• _What to do_
Gather all lines from the material that contain the word "Changes".

• _Extracted data_
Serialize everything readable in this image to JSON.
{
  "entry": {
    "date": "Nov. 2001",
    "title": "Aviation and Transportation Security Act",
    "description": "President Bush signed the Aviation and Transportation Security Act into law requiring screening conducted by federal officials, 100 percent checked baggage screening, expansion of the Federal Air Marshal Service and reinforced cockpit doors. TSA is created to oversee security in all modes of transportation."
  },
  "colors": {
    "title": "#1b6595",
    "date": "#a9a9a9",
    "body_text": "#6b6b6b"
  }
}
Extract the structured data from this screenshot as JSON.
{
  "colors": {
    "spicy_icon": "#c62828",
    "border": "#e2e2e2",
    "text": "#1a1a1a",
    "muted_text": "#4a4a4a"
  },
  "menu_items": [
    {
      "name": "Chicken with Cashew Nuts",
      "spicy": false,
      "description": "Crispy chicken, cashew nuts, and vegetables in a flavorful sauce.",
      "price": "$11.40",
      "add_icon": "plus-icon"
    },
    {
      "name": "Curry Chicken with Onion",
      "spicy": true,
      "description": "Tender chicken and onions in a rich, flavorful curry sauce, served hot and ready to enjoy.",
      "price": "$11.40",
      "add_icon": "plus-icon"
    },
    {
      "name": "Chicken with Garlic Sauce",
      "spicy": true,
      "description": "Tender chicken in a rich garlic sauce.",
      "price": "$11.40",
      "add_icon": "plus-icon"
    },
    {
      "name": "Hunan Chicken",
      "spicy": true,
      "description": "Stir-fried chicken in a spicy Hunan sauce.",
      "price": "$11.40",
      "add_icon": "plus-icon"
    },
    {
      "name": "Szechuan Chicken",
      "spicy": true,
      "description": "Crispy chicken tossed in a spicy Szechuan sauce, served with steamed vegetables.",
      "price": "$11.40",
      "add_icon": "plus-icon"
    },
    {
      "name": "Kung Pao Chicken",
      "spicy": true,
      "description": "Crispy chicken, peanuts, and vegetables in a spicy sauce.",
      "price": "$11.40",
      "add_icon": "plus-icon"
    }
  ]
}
---
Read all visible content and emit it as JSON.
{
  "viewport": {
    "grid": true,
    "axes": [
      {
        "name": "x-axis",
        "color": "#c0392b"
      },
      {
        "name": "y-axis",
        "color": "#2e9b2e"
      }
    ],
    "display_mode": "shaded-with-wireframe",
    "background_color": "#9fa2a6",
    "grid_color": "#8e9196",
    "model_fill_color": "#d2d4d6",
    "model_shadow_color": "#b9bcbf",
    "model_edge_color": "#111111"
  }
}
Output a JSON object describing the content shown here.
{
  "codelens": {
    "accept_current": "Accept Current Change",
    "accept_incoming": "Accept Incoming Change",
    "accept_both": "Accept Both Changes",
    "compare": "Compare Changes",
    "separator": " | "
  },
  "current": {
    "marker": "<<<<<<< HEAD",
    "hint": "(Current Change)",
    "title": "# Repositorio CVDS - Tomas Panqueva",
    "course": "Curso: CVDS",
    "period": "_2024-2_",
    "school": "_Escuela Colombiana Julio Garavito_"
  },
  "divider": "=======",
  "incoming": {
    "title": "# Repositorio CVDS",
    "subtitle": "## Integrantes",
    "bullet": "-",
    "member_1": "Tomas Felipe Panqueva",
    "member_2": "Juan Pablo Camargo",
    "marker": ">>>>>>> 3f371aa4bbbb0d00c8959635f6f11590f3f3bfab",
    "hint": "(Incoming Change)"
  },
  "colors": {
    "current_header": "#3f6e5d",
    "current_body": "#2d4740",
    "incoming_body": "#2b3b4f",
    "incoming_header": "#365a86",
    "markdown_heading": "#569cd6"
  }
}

• _The solution_
    "accept_both": "Accept Both Changes",
    "compare": "Compare Changes",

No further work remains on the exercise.